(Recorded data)
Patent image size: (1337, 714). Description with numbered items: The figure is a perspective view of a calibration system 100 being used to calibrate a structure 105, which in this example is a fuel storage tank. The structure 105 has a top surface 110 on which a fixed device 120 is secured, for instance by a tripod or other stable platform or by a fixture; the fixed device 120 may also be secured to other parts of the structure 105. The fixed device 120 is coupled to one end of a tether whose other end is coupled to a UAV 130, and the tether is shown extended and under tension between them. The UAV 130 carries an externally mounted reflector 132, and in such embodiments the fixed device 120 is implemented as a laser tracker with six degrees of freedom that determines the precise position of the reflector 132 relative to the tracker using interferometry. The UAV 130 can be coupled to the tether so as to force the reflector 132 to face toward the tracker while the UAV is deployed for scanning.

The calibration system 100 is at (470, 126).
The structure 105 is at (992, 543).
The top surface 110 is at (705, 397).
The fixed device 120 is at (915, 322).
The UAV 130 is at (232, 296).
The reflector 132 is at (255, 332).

- _Stated task_: Rewrite the records with "fuel storage tank" changed to "water storage tank" and everything else kept the same.

- _Response below_:
Patent image size: (1337, 714). Description with numbered items: The figure is a perspective view of a calibration system 100 being used to calibrate a structure 105, which in this example is a water storage tank. The structure 105 has a top surface 110 on which a fixed device 120 is secured, for instance by a tripod or other stable platform or by a fixture; the fixed device 120 may also be secured to other parts of the structure 105. The fixed device 120 is coupled to one end of a tether whose other end is coupled to a UAV 130, and the tether is shown extended and under tension between them. The UAV 130 carries an externally mounted reflector 132, and in such embodiments the fixed device 120 is implemented as a laser tracker with six degrees of freedom that determines the precise position of the reflector 132 relative to the tracker using interferometry. The UAV 130 can be coupled to the tether so as to force the reflector 132 to face toward the tracker while the UAV is deployed for scanning.

The calibration system 100 is at (470, 126).
The structure 105 is at (992, 543).
The top surface 110 is at (705, 397).
The fixed device 120 is at (915, 322).
The UAV 130 is at (232, 296).
The reflector 132 is at (255, 332).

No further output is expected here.